**Data listing:**

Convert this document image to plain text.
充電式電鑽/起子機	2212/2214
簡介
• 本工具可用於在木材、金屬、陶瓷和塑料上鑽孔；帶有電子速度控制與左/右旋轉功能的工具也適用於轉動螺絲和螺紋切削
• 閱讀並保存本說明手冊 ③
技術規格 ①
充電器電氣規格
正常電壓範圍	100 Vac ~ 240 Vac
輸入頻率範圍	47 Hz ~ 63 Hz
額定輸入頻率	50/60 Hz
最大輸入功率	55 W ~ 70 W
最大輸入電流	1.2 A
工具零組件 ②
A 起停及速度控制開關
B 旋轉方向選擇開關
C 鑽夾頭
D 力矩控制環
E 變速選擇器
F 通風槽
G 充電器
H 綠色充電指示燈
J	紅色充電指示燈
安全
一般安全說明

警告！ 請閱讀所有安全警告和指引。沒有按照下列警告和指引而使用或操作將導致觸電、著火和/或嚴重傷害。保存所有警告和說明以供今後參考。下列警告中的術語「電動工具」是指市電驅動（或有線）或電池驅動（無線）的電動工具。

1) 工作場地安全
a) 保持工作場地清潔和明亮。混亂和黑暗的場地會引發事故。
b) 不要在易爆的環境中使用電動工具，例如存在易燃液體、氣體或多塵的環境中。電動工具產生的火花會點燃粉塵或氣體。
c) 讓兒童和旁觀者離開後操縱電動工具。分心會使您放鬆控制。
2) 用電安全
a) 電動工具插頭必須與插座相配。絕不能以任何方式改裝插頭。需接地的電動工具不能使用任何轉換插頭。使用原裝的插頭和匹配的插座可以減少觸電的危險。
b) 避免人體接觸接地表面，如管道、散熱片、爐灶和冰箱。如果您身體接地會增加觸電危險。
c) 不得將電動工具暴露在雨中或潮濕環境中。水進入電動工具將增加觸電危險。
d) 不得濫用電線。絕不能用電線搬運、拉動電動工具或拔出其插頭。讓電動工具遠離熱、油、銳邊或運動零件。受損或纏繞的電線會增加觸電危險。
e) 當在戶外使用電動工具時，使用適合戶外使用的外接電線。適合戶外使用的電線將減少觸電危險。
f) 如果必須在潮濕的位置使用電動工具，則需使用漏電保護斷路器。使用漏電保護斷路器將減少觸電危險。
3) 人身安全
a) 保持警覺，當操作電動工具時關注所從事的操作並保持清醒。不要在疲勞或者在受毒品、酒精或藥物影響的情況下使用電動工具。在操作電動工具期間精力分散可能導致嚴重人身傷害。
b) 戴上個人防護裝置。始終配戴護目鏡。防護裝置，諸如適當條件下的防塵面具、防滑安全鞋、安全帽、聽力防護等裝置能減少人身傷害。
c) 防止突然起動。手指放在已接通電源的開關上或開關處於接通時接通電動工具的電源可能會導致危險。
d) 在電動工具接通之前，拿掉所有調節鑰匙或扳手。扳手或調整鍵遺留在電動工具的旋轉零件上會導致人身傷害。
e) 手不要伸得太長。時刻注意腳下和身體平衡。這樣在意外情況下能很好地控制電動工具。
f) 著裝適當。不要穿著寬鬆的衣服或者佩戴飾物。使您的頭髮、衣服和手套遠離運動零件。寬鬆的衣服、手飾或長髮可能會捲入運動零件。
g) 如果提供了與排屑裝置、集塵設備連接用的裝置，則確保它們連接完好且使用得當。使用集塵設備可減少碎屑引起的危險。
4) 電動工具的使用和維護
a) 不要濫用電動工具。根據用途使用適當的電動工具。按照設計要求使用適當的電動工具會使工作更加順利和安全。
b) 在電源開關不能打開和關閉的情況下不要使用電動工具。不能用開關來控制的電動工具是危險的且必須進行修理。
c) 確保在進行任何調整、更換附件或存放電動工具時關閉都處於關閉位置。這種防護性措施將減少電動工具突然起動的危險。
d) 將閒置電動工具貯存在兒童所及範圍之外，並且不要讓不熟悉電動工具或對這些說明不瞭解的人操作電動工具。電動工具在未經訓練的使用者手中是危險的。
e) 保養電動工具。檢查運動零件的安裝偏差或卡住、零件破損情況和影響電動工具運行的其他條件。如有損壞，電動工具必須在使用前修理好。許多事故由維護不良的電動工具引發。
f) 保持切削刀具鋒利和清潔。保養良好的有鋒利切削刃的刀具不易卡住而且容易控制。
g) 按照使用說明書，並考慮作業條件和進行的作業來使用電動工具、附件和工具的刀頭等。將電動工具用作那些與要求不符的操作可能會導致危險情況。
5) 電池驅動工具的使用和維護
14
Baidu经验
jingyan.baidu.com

**What the exercise asks:** The lines above should be duplicated exactly.

**Task solution:**
Convert this document image to plain text.
充電式電鑽/起子機	2212/2214
簡介
• 本工具可用於在木材、金屬、陶瓷和塑料上鑽孔；帶有電子速度控制與左/右旋轉功能的工具也適用於轉動螺絲和螺紋切削
• 閱讀並保存本說明手冊 ③
技術規格 ①
充電器電氣規格
正常電壓範圍	100 Vac ~ 240 Vac
輸入頻率範圍	47 Hz ~ 63 Hz
額定輸入頻率	50/60 Hz
最大輸入功率	55 W ~ 70 W
最大輸入電流	1.2 A
工具零組件 ②
A 起停及速度控制開關
B 旋轉方向選擇開關
C 鑽夾頭
D 力矩控制環
E 變速選擇器
F 通風槽
G 充電器
H 綠色充電指示燈
J	紅色充電指示燈
安全
一般安全說明

警告！ 請閱讀所有安全警告和指引。沒有按照下列警告和指引而使用或操作將導致觸電、著火和/或嚴重傷害。保存所有警告和說明以供今後參考。下列警告中的術語「電動工具」是指市電驅動（或有線）或電池驅動（無線）的電動工具。

1) 工作場地安全
a) 保持工作場地清潔和明亮。混亂和黑暗的場地會引發事故。
b) 不要在易爆的環境中使用電動工具，例如存在易燃液體、氣體或多塵的環境中。電動工具產生的火花會點燃粉塵或氣體。
c) 讓兒童和旁觀者離開後操縱電動工具。分心會使您放鬆控制。
2) 用電安全
a) 電動工具插頭必須與插座相配。絕不能以任何方式改裝插頭。需接地的電動工具不能使用任何轉換插頭。使用原裝的插頭和匹配的插座可以減少觸電的危險。
b) 避免人體接觸接地表面，如管道、散熱片、爐灶和冰箱。如果您身體接地會增加觸電危險。
c) 不得將電動工具暴露在雨中或潮濕環境中。水進入電動工具將增加觸電危險。
d) 不得濫用電線。絕不能用電線搬運、拉動電動工具或拔出其插頭。讓電動工具遠離熱、油、銳邊或運動零件。受損或纏繞的電線會增加觸電危險。
e) 當在戶外使用電動工具時，使用適合戶外使用的外接電線。適合戶外使用的電線將減少觸電危險。
f) 如果必須在潮濕的位置使用電動工具，則需使用漏電保護斷路器。使用漏電保護斷路器將減少觸電危險。
3) 人身安全
a) 保持警覺，當操作電動工具時關注所從事的操作並保持清醒。不要在疲勞或者在受毒品、酒精或藥物影響的情況下使用電動工具。在操作電動工具期間精力分散可能導致嚴重人身傷害。
b) 戴上個人防護裝置。始終配戴護目鏡。防護裝置，諸如適當條件下的防塵面具、防滑安全鞋、安全帽、聽力防護等裝置能減少人身傷害。
c) 防止突然起動。手指放在已接通電源的開關上或開關處於接通時接通電動工具的電源可能會導致危險。
d) 在電動工具接通之前，拿掉所有調節鑰匙或扳手。扳手或調整鍵遺留在電動工具的旋轉零件上會導致人身傷害。
e) 手不要伸得太長。時刻注意腳下和身體平衡。這樣在意外情況下能很好地控制電動工具。
f) 著裝適當。不要穿著寬鬆的衣服或者佩戴飾物。使您的頭髮、衣服和手套遠離運動零件。寬鬆的衣服、手飾或長髮可能會捲入運動零件。
g) 如果提供了與排屑裝置、集塵設備連接用的裝置，則確保它們連接完好且使用得當。使用集塵設備可減少碎屑引起的危險。
4) 電動工具的使用和維護
a) 不要濫用電動工具。根據用途使用適當的電動工具。按照設計要求使用適當的電動工具會使工作更加順利和安全。
b) 在電源開關不能打開和關閉的情況下不要使用電動工具。不能用開關來控制的電動工具是危險的且必須進行修理。
c) 確保在進行任何調整、更換附件或存放電動工具時關閉都處於關閉位置。這種防護性措施將減少電動工具突然起動的危險。
d) 將閒置電動工具貯存在兒童所及範圍之外，並且不要讓不熟悉電動工具或對這些說明不瞭解的人操作電動工具。電動工具在未經訓練的使用者手中是危險的。
e) 保養電動工具。檢查運動零件的安裝偏差或卡住、零件破損情況和影響電動工具運行的其他條件。如有損壞，電動工具必須在使用前修理好。許多事故由維護不良的電動工具引發。
f) 保持切削刀具鋒利和清潔。保養良好的有鋒利切削刃的刀具不易卡住而且容易控制。
g) 按照使用說明書，並考慮作業條件和進行的作業來使用電動工具、附件和工具的刀頭等。將電動工具用作那些與要求不符的操作可能會導致危險情況。
5) 電池驅動工具的使用和維護
14
Baidu经验
jingyan.baidu.com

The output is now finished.